• SHORT EXERCISE: Format the stretch of records from the line containing "Where is each" through the line containing "right-y-ticks: 0.500 0.600" as a JSON list of strings, with one string per line and blank lines omitted.

• SUPPLIED MATERIAL:
--- begin ---
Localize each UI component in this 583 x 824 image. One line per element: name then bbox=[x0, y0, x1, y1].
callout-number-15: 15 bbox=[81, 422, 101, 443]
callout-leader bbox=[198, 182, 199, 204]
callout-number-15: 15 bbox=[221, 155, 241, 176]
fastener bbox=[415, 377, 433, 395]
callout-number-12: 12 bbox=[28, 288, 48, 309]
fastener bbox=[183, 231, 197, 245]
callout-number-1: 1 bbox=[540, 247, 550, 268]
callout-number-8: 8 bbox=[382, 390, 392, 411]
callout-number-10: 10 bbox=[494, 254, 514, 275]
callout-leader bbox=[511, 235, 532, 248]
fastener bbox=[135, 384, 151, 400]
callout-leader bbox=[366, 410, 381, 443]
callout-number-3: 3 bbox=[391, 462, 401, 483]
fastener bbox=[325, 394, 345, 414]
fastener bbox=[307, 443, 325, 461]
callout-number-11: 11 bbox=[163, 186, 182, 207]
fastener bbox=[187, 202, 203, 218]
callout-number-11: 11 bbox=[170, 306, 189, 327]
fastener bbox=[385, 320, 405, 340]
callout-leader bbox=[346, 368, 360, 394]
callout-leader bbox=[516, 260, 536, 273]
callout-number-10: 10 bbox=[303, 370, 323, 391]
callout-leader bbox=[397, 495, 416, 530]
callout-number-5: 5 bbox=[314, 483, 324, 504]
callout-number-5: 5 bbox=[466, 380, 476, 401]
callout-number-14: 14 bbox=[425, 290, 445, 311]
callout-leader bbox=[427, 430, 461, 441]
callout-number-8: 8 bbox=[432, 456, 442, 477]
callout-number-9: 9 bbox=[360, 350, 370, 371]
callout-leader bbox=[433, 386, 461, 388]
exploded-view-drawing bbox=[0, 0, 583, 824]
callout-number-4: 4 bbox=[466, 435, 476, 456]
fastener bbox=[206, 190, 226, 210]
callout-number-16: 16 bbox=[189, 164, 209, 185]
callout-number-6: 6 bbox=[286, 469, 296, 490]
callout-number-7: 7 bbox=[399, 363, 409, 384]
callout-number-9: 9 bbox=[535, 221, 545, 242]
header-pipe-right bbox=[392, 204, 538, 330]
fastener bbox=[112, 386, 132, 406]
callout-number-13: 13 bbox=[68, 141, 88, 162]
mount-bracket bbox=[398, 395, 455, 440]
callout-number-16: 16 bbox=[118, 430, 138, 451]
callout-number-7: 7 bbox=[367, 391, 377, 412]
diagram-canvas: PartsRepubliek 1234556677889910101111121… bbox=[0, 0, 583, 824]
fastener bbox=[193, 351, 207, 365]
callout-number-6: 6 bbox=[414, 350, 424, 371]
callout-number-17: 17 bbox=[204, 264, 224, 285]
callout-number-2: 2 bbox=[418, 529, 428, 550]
--- end ---
--- begin ---
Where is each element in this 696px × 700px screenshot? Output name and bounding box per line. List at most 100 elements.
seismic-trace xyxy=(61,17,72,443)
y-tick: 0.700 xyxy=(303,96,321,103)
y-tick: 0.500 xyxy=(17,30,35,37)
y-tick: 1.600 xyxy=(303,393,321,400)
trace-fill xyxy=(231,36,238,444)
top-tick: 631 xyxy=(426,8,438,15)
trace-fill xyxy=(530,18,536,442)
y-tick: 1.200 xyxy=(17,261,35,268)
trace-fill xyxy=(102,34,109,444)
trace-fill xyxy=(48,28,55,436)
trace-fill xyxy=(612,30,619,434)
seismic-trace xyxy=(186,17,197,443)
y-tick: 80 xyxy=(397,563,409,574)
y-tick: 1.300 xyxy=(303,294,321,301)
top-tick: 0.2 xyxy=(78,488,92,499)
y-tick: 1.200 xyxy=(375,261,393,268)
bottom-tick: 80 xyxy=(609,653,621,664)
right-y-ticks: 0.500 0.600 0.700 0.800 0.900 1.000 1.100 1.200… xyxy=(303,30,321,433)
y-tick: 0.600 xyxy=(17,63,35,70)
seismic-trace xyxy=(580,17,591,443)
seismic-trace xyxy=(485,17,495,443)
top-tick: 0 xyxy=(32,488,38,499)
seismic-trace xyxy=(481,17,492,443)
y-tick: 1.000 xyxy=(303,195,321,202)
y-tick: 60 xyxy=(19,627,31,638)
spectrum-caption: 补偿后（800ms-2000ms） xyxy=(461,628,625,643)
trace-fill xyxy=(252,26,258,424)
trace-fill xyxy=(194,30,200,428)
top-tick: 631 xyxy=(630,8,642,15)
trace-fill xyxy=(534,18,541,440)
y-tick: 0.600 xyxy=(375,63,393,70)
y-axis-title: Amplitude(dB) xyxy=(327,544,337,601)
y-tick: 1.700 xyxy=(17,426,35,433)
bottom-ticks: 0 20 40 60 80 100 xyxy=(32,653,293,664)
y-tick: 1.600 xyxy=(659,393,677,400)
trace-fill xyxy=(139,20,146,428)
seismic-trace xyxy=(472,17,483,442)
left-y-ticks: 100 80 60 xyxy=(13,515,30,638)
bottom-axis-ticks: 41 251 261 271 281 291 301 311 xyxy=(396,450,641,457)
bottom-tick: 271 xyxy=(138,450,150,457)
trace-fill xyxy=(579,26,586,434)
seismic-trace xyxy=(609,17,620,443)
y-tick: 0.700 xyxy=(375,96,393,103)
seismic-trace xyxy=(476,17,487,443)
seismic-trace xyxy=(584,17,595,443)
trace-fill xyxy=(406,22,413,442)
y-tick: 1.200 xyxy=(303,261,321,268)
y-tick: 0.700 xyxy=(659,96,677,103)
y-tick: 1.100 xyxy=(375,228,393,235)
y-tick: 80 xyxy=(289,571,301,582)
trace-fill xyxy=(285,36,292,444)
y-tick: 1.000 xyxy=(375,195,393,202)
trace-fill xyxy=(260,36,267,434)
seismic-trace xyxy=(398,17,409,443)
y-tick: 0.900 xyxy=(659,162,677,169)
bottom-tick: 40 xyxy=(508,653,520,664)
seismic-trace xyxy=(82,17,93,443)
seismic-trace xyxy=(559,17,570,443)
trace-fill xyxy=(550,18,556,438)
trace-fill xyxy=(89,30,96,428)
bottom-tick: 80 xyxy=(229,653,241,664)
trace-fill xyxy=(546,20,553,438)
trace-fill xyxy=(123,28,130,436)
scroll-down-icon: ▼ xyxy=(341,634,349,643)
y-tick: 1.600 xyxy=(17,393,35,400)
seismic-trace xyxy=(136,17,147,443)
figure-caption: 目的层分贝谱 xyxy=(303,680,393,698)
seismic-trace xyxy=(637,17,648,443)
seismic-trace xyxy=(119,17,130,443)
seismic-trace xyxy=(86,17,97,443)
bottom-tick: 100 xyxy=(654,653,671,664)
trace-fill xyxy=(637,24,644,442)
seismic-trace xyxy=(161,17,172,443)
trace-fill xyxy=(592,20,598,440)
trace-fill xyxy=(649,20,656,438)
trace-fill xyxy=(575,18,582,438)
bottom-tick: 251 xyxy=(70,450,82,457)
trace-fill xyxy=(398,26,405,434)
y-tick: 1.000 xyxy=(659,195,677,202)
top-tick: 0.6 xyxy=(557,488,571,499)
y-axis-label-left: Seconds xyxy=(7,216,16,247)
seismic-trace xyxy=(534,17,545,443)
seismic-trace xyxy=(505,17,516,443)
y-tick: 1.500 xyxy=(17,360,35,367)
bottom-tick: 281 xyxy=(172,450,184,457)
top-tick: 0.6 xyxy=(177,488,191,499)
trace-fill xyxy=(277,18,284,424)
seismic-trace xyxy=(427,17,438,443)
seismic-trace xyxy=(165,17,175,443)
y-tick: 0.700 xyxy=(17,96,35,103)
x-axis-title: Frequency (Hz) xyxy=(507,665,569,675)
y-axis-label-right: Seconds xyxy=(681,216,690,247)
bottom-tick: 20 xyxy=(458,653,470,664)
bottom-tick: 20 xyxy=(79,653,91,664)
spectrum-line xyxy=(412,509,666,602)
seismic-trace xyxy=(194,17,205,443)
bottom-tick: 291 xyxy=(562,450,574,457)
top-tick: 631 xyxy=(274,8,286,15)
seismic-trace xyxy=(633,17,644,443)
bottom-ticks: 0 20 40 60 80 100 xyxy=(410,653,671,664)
--- end ---
• FULL ANSWER:
[
  "Where is each element in this 696px × 700px screenshot? Output name and bounding box per line. List at most 100 elements.",
  "seismic-trace xyxy=(61,17,72,443)",
  "y-tick: 0.700 xyxy=(303,96,321,103)",
  "y-tick: 0.500 xyxy=(17,30,35,37)",
  "y-tick: 1.600 xyxy=(303,393,321,400)",
  "trace-fill xyxy=(231,36,238,444)",
  "top-tick: 631 xyxy=(426,8,438,15)",
  "trace-fill xyxy=(530,18,536,442)",
  "y-tick: 1.200 xyxy=(17,261,35,268)",
  "trace-fill xyxy=(102,34,109,444)",
  "trace-fill xyxy=(48,28,55,436)",
  "trace-fill xyxy=(612,30,619,434)",
  "seismic-trace xyxy=(186,17,197,443)",
  "y-tick: 80 xyxy=(397,563,409,574)",
  "y-tick: 1.300 xyxy=(303,294,321,301)",
  "top-tick: 0.2 xyxy=(78,488,92,499)",
  "y-tick: 1.200 xyxy=(375,261,393,268)",
  "bottom-tick: 80 xyxy=(609,653,621,664)",
  "right-y-ticks: 0.500 0.600 0.700 0.800 0.900 1.000 1.100 1.200… xyxy=(303,30,321,433)"
]